-- start of DATA IN THIS EXERCISE --

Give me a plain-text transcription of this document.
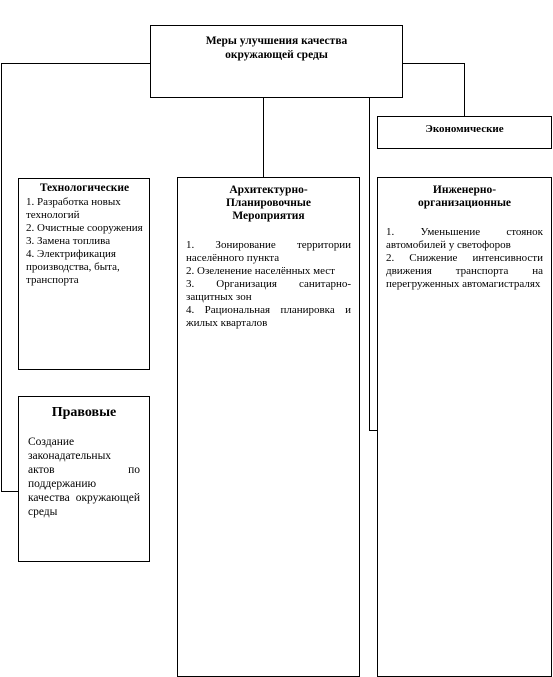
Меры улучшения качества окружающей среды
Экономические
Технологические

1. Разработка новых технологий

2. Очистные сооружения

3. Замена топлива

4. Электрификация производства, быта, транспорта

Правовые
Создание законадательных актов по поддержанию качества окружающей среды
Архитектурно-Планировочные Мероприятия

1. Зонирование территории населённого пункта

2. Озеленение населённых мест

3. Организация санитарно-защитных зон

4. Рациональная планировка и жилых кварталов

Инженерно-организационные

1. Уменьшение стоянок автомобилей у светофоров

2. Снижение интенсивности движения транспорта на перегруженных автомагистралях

-- end of DATA IN THIS EXERCISE --
-- start of DATA IN THIS EXERCISE --

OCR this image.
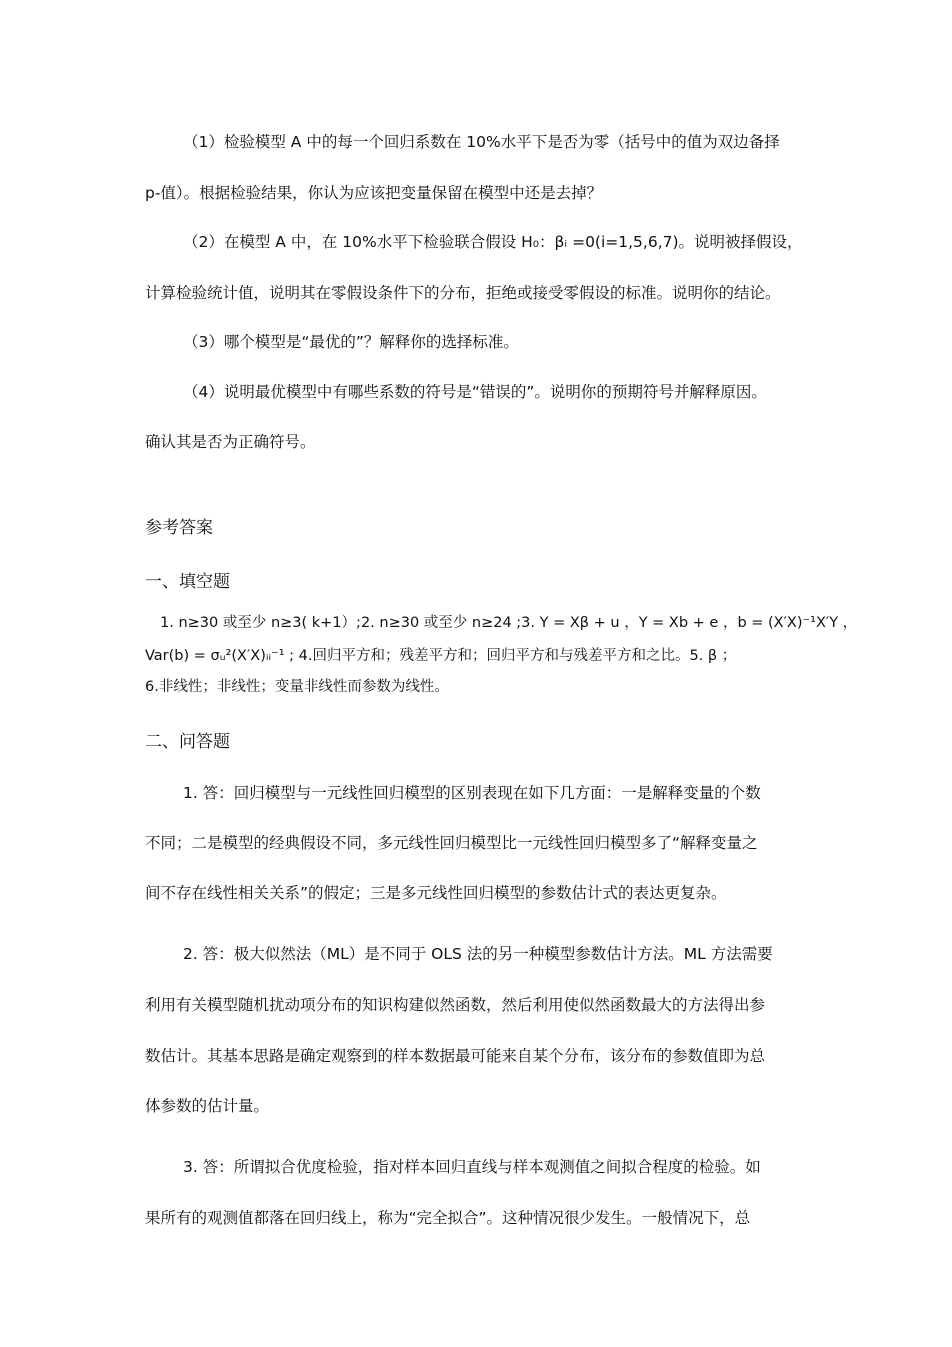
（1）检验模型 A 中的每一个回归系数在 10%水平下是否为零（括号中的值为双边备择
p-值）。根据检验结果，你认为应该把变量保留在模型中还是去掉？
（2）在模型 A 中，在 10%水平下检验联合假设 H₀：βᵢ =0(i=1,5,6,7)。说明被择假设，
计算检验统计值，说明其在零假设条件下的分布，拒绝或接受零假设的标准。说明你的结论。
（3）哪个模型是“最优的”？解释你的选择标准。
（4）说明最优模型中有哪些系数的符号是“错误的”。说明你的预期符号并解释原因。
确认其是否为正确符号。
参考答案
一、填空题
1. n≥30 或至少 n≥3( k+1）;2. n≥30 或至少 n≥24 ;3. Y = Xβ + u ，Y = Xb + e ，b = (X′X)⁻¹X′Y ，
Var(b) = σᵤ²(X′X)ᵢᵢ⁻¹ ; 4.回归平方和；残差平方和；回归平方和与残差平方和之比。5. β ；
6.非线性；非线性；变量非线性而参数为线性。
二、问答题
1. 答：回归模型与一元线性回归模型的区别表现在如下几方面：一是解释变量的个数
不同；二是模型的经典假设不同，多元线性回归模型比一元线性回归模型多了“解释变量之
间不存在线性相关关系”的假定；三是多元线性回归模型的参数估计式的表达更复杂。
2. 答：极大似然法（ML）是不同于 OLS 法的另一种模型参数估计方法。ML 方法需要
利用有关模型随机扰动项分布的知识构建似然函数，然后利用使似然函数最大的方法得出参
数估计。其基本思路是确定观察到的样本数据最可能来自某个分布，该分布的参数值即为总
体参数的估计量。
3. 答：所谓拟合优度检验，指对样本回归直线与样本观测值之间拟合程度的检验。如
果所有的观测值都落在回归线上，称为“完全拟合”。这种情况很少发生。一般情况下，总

-- end of DATA IN THIS EXERCISE --

Check each line of the records above for the word "качества", then give the number of lines that have it, with no other words.

▶ _FINISHED TASK_: 2